[Records that describe figures]
========================================================================

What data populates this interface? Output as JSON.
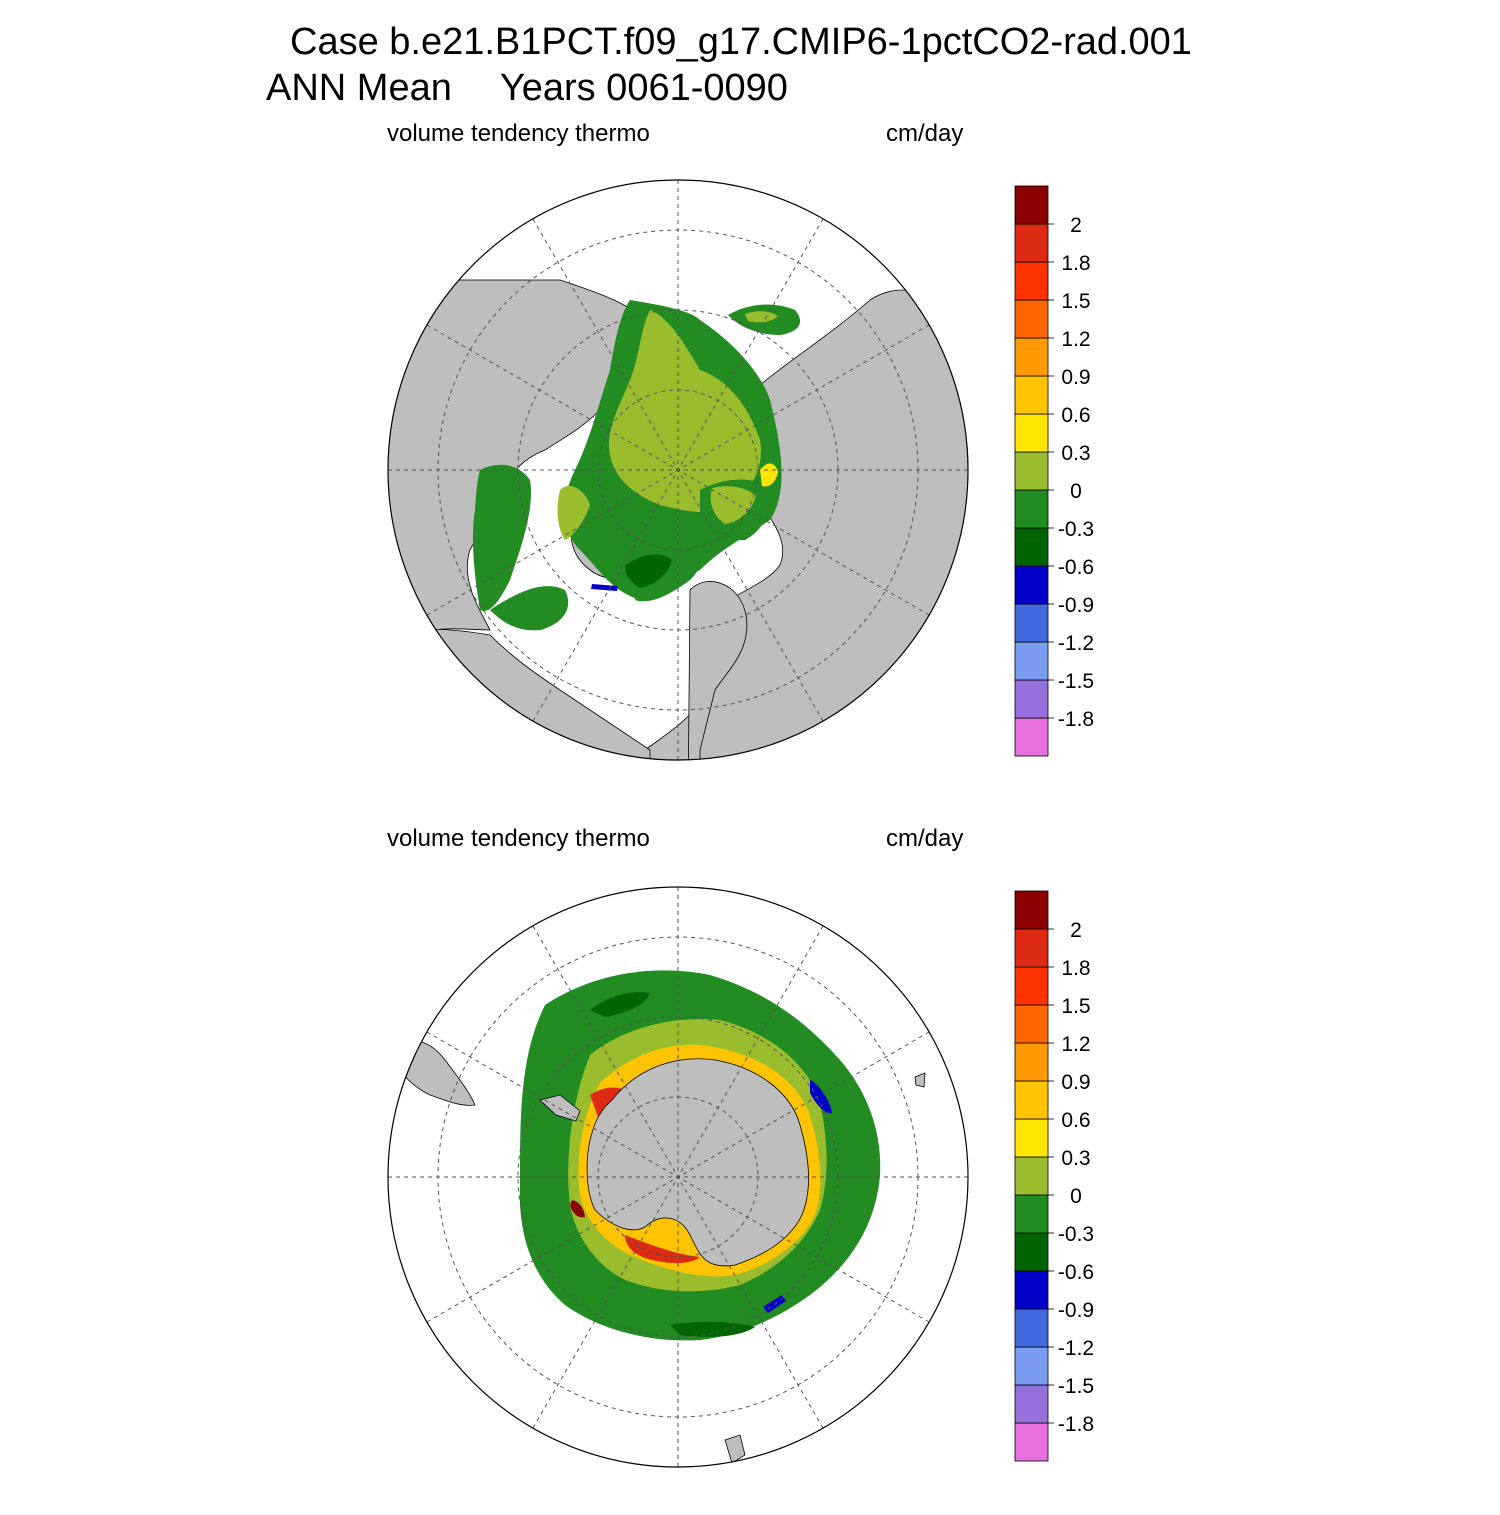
{
  "title": {
    "case": "Case b.e21.B1PCT.f09_g17.CMIP6-1pctCO2-rad.001",
    "season": "ANN Mean",
    "years": "Years 0061-0090"
  },
  "colors": {
    "land": "#bebebe",
    "background": "#ffffff",
    "outline": "#000000",
    "grid": "#555555"
  },
  "colorbar": {
    "colors": [
      "#e56fdc",
      "#9370db",
      "#7a9bf0",
      "#4169e1",
      "#0000c8",
      "#006400",
      "#228b22",
      "#9abd2e",
      "#ffe600",
      "#ffc400",
      "#ff9900",
      "#ff6600",
      "#ff3300",
      "#dd2b13",
      "#8b0000"
    ],
    "labels": [
      "-1.8",
      "-1.5",
      "-1.2",
      "-0.9",
      "-0.6",
      "-0.3",
      "0",
      "0.3",
      "0.6",
      "0.9",
      "1.2",
      "1.5",
      "1.8",
      "2"
    ]
  },
  "panels": [
    {
      "hemisphere": "NH",
      "variable": "volume tendency thermo",
      "units": "cm/day"
    },
    {
      "hemisphere": "SH",
      "variable": "volume tendency thermo",
      "units": "cm/day"
    }
  ]
}
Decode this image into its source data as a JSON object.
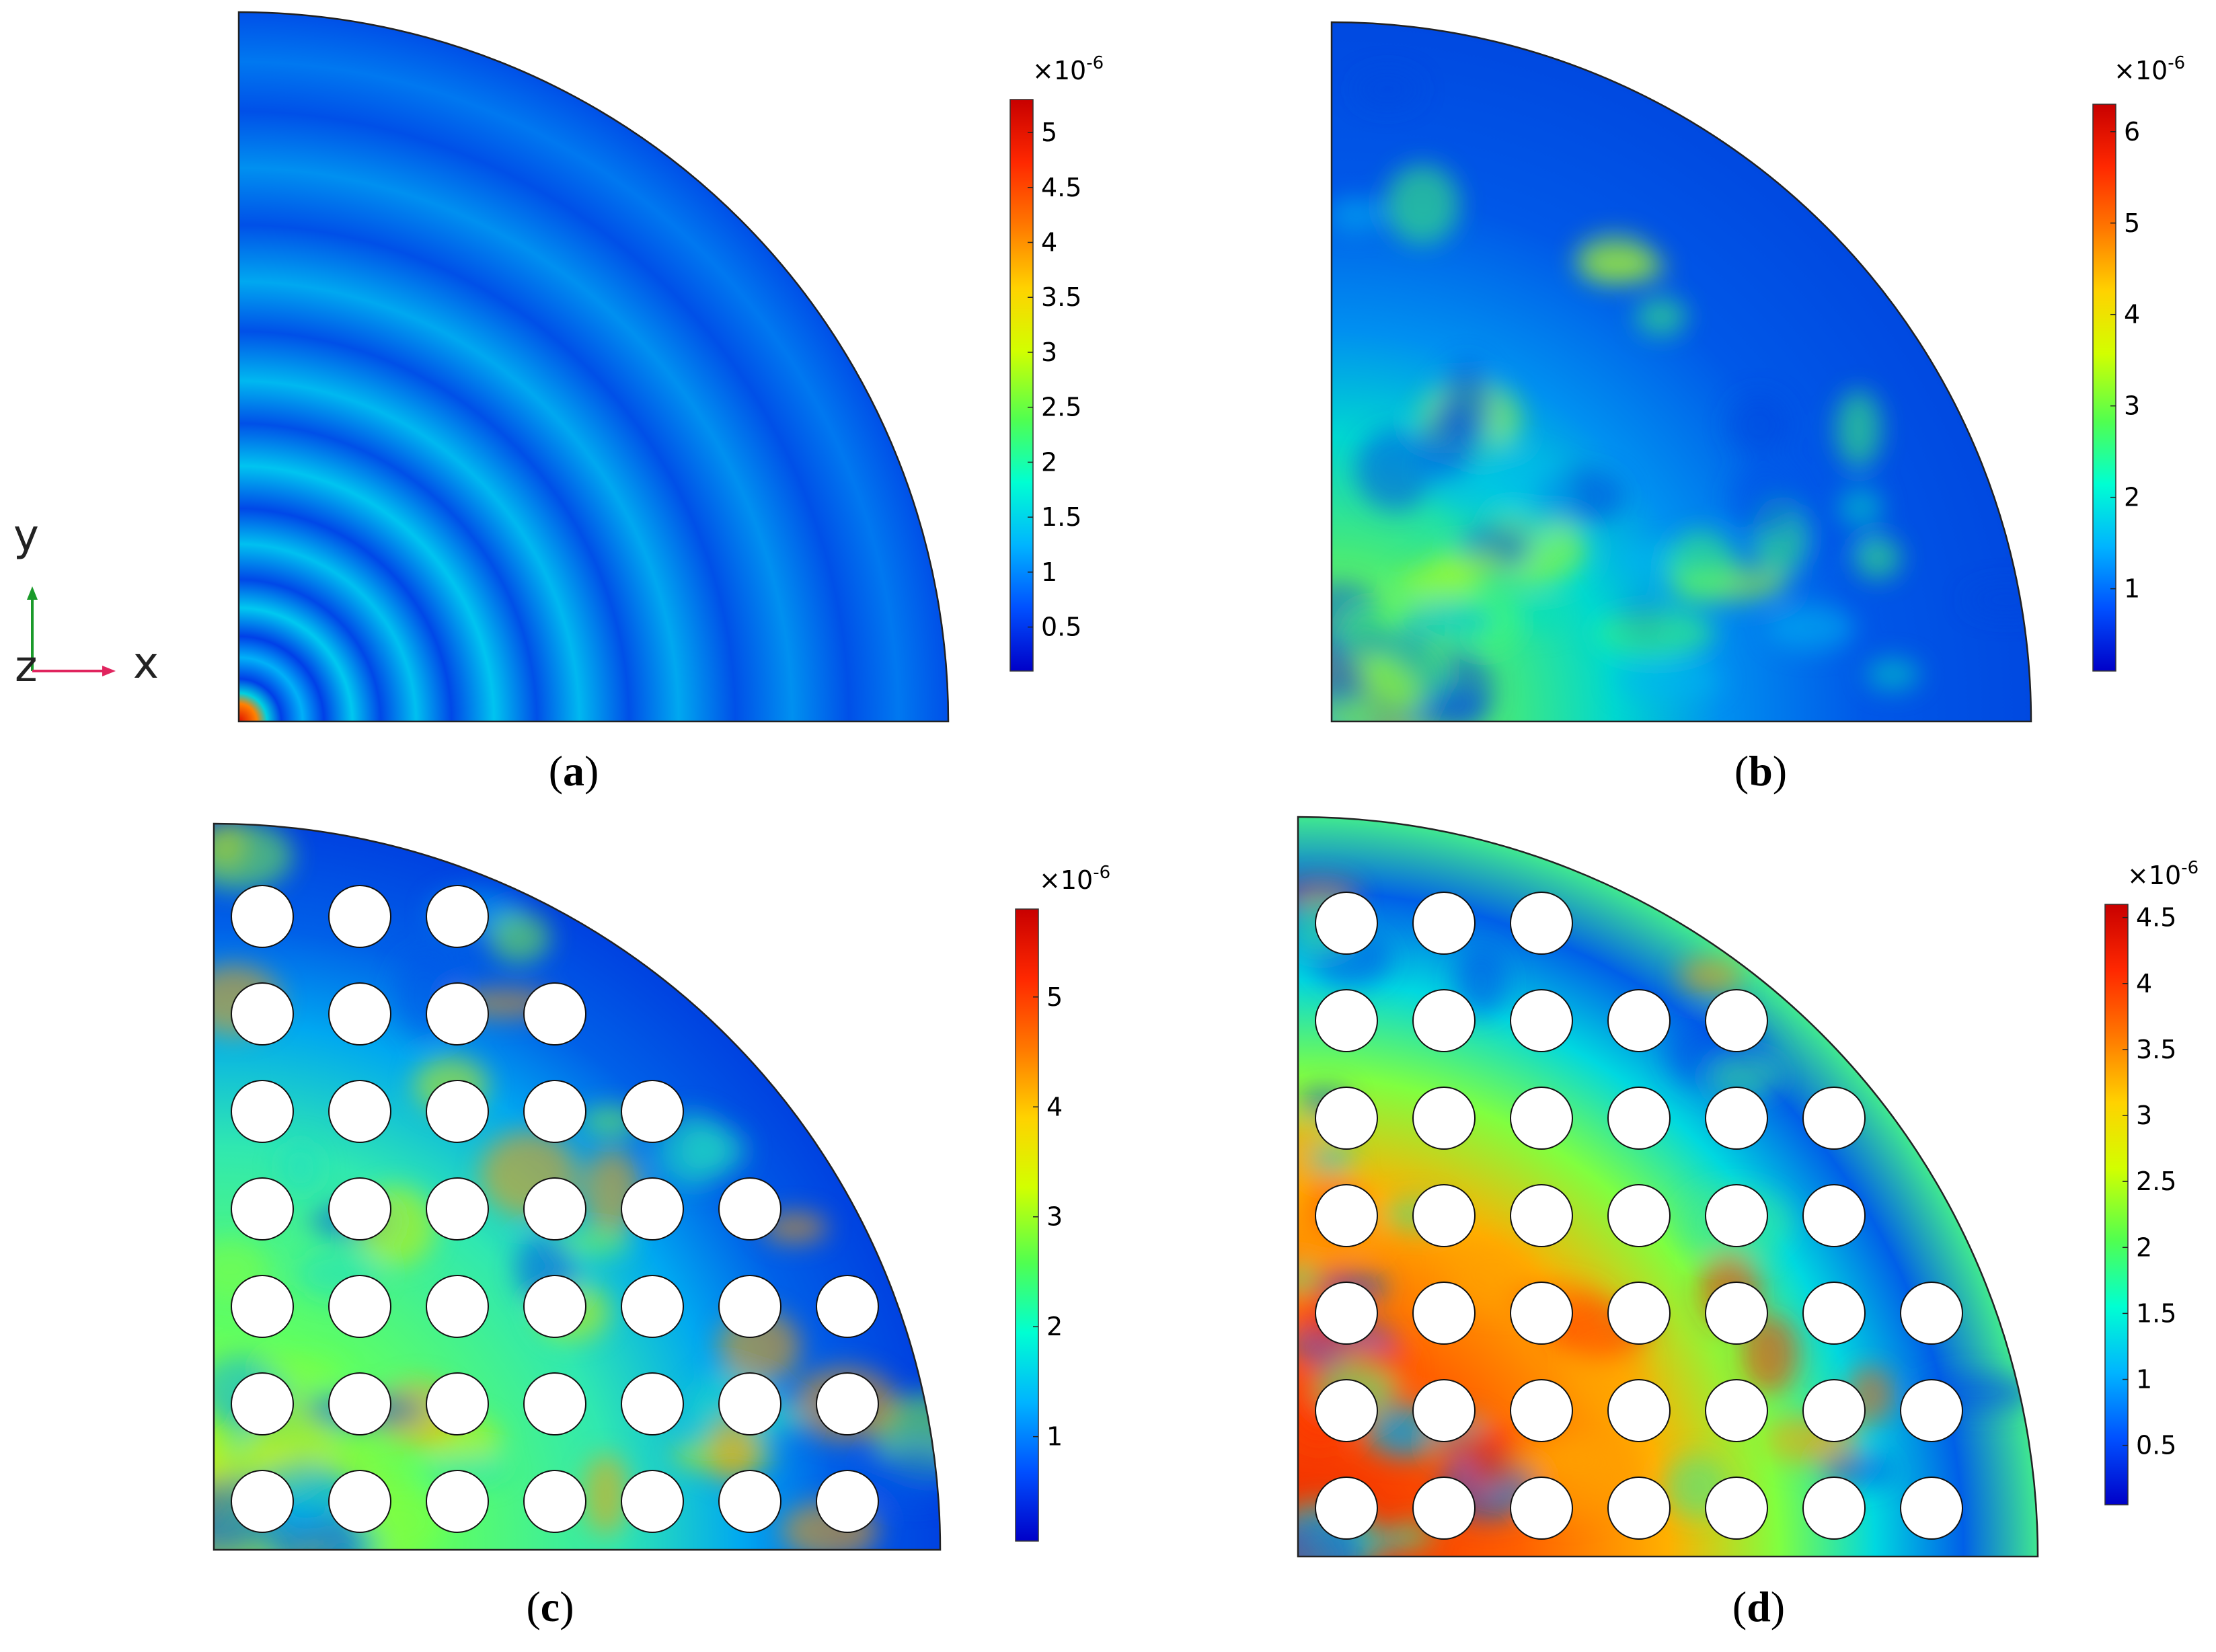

========================================================================

### [Given exercise]
In this exercise, set down all of the data exactly, without the pictures.

### [Result below]
What data populates this interface? Output as JSON.
{
  "title": {
    "case": "Case b.e21.B1PCT.f09_g17.CMIP6-1pctCO2-rad.001",
    "season": "ANN Mean",
    "years": "Years 0061-0090"
  },
  "colors": {
    "land": "#bebebe",
    "background": "#ffffff",
    "outline": "#000000",
    "grid": "#555555"
  },
  "colorbar": {
    "colors": [
      "#e56fdc",
      "#9370db",
      "#7a9bf0",
      "#4169e1",
      "#0000c8",
      "#006400",
      "#228b22",
      "#9abd2e",
      "#ffe600",
      "#ffc400",
      "#ff9900",
      "#ff6600",
      "#ff3300",
      "#dd2b13",
      "#8b0000"
    ],
    "labels": [
      "-1.8",
      "-1.5",
      "-1.2",
      "-0.9",
      "-0.6",
      "-0.3",
      "0",
      "0.3",
      "0.6",
      "0.9",
      "1.2",
      "1.5",
      "1.8",
      "2"
    ]
  },
  "panels": [
    {
      "hemisphere": "NH",
      "variable": "volume tendency thermo",
      "units": "cm/day"
    },
    {
      "hemisphere": "SH",
      "variable": "volume tendency thermo",
      "units": "cm/day"
    }
  ]
}
Decode this image into its source data as a JSON object.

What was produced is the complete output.